■ **GOAL**:
Pull out every line in the data that has the string "September" in it.

┌─ GIVEN DATA

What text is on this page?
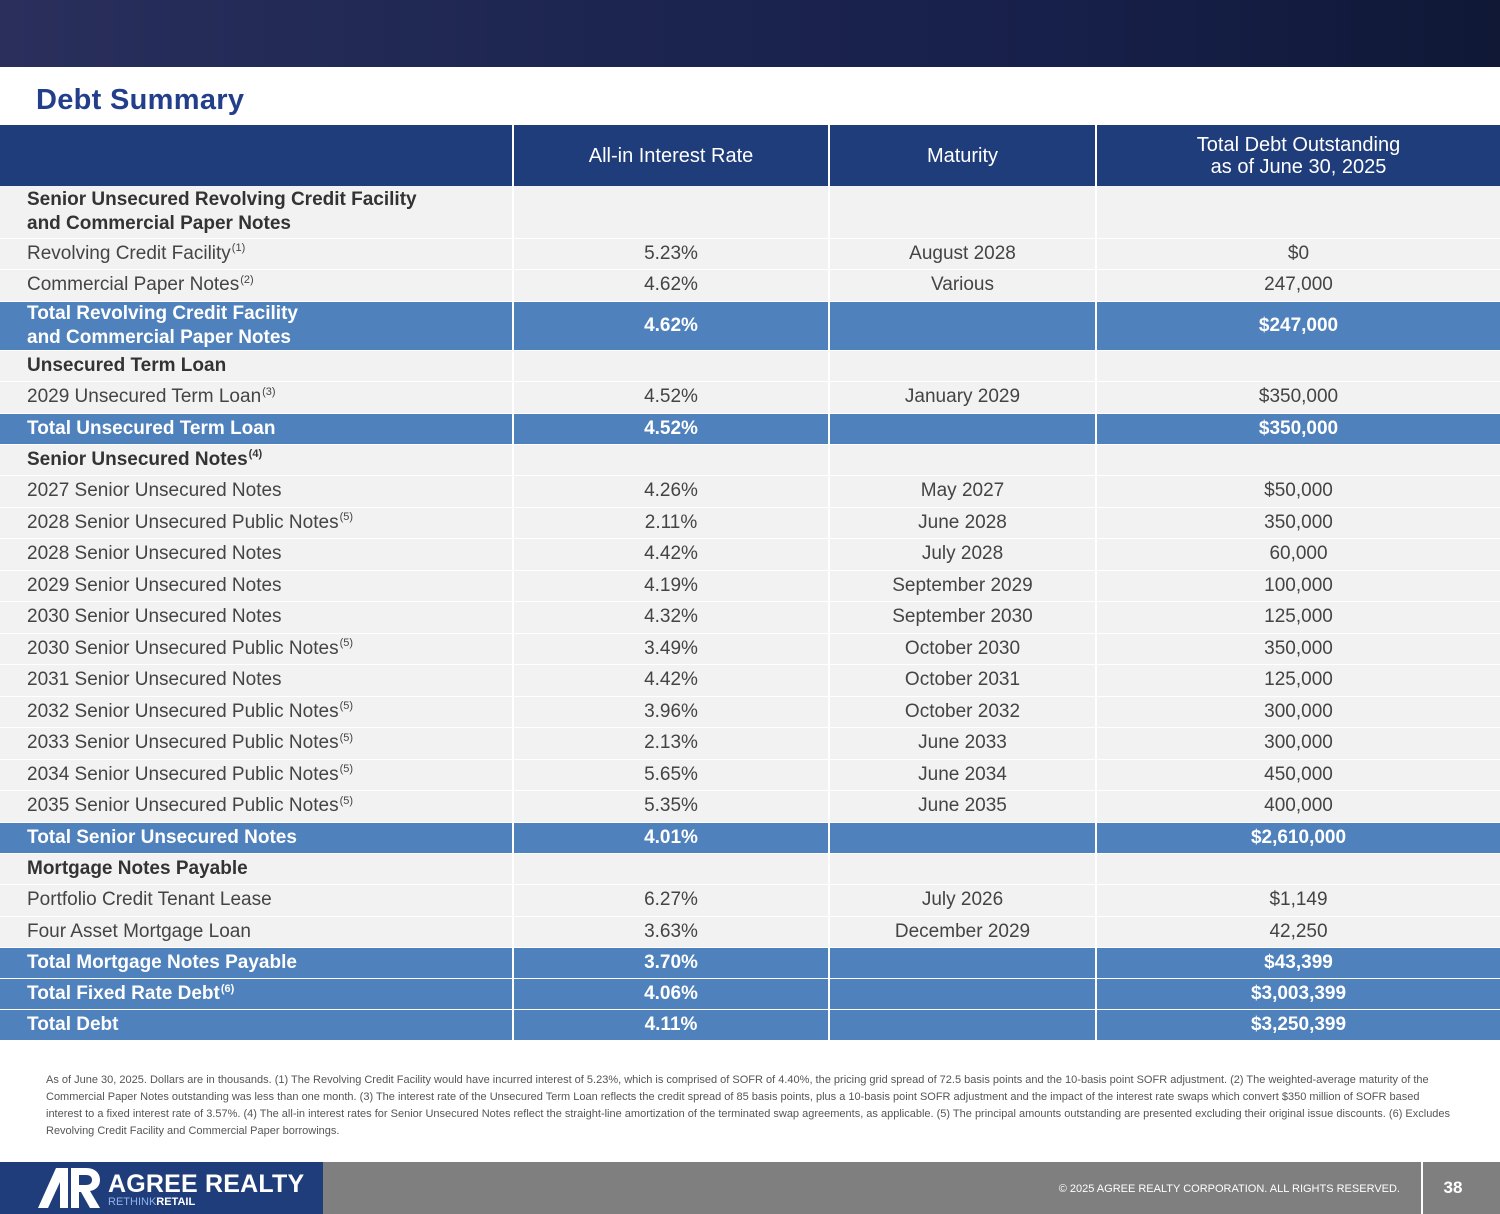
Debt Summary
	All-in Interest Rate	Maturity	Total Debt Outstanding
as of June 30, 2025

Senior Unsecured Revolving Credit Facility
and Commercial Paper Notes			

Revolving Credit Facility$^{(1)}$	5.23%	August 2028	$0
Commercial Paper Notes$^{(2)}$	4.62%	Various	247,000

Total Revolving Credit Facility
and Commercial Paper Notes	4.62%		$247,000
Unsecured Term Loan			
2029 Unsecured Term Loan$^{(3)}$	4.52%	January 2029	$350,000
Total Unsecured Term Loan	4.52%		$350,000
Senior Unsecured Notes$^{(4)}$			
2027 Senior Unsecured Notes	4.26%	May 2027	$50,000
2028 Senior Unsecured Public Notes$^{(5)}$	2.11%	June 2028	350,000
2028 Senior Unsecured Notes	4.42%	July 2028	60,000
2029 Senior Unsecured Notes	4.19%	September 2029	100,000
2030 Senior Unsecured Notes	4.32%	September 2030	125,000
2030 Senior Unsecured Public Notes$^{(5)}$	3.49%	October 2030	350,000
2031 Senior Unsecured Notes	4.42%	October 2031	125,000
2032 Senior Unsecured Public Notes$^{(5)}$	3.96%	October 2032	300,000
2033 Senior Unsecured Public Notes$^{(5)}$	2.13%	June 2033	300,000
2034 Senior Unsecured Public Notes$^{(5)}$	5.65%	June 2034	450,000
2035 Senior Unsecured Public Notes$^{(5)}$	5.35%	June 2035	400,000
Total Senior Unsecured Notes	4.01%		$2,610,000
Mortgage Notes Payable			
Portfolio Credit Tenant Lease	6.27%	July 2026	$1,149
Four Asset Mortgage Loan	3.63%	December 2029	42,250
Total Mortgage Notes Payable	3.70%		$43,399
Total Fixed Rate Debt$^{(6)}$	4.06%		$3,003,399
Total Debt	4.11%		$3,250,399
As of June 30, 2025. Dollars are in thousands. (1) The Revolving Credit Facility would have incurred interest of 5.23%, which is comprised of SOFR of 4.40%, the pricing grid spread of 72.5 basis points and the 10-basis point SOFR adjustment. (2) The weighted-average maturity of the Commercial Paper Notes outstanding was less than one month. (3) The interest rate of the Unsecured Term Loan reflects the credit spread of 85 basis points, plus a 10-basis point SOFR adjustment and the impact of the interest rate swaps which convert $350 million of SOFR based interest to a fixed interest rate of 3.57%. (4) The all-in interest rates for Senior Unsecured Notes reflect the straight-line amortization of the terminated swap agreements, as applicable. (5) The principal amounts outstanding are presented excluding their original issue discounts. (6) Excludes Revolving Credit Facility and Commercial Paper borrowings.
AGREE REALTY
RETHINKRETAIL
© 2025 AGREE REALTY CORPORATION. ALL RIGHTS RESERVED.	38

└─

■ **RESULT FOR THIS EXERCISE**:
2029 Senior Unsecured Notes	4.19%	September 2029	100,000
2030 Senior Unsecured Notes	4.32%	September 2030	125,000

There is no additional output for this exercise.